- The task -
Tally the lines that contain the string "곡면으로" and give the number by itself.

- Extracted information -
"""
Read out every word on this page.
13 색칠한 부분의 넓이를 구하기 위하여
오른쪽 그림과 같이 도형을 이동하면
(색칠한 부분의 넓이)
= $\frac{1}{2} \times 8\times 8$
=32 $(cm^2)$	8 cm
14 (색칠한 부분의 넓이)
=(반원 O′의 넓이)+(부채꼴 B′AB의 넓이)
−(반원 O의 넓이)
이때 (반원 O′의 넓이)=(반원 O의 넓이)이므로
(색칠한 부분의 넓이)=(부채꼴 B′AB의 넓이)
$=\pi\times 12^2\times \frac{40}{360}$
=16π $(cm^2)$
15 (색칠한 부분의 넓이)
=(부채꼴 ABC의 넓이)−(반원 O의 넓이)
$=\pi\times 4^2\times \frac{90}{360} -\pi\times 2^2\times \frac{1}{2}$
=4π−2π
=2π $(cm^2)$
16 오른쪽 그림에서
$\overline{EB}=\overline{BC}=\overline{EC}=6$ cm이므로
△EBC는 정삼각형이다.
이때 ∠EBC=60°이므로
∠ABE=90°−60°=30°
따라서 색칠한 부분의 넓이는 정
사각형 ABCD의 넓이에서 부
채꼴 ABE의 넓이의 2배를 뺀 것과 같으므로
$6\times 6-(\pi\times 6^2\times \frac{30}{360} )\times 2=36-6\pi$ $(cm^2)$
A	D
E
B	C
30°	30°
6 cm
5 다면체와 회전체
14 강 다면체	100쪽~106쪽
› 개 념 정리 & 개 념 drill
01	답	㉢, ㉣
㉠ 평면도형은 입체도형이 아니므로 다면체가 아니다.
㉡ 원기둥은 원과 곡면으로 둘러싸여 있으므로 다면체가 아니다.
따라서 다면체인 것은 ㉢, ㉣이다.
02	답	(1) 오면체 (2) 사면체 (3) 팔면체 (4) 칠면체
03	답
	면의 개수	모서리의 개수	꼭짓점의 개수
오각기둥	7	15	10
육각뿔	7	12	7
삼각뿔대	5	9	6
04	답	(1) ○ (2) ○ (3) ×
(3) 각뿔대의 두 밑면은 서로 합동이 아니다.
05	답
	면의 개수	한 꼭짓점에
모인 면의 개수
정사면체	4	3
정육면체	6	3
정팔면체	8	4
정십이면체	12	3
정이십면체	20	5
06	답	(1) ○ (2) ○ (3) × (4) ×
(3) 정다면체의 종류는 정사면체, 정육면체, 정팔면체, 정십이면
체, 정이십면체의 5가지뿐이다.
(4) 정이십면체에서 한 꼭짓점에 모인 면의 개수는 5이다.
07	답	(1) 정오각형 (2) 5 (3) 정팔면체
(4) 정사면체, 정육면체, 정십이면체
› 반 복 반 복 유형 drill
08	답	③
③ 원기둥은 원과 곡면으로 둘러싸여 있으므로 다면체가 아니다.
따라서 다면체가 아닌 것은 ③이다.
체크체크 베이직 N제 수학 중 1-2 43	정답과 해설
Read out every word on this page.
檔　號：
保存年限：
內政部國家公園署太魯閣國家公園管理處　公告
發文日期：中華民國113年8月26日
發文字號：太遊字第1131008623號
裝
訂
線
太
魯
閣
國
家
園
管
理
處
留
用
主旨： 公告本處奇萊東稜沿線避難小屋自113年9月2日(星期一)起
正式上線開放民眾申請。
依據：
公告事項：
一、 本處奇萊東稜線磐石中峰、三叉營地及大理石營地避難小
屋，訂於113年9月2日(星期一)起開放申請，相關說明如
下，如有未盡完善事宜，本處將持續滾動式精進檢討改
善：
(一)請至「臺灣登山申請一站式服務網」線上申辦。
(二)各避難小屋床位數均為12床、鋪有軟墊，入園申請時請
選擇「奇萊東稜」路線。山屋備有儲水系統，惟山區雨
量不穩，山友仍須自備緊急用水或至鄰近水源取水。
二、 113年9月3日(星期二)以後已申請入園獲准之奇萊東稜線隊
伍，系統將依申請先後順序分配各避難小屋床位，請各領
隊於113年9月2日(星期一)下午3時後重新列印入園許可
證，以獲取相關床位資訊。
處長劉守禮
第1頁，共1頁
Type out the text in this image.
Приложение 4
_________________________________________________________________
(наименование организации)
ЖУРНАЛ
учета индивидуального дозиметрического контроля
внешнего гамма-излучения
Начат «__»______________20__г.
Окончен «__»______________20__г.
"""
- Result -
2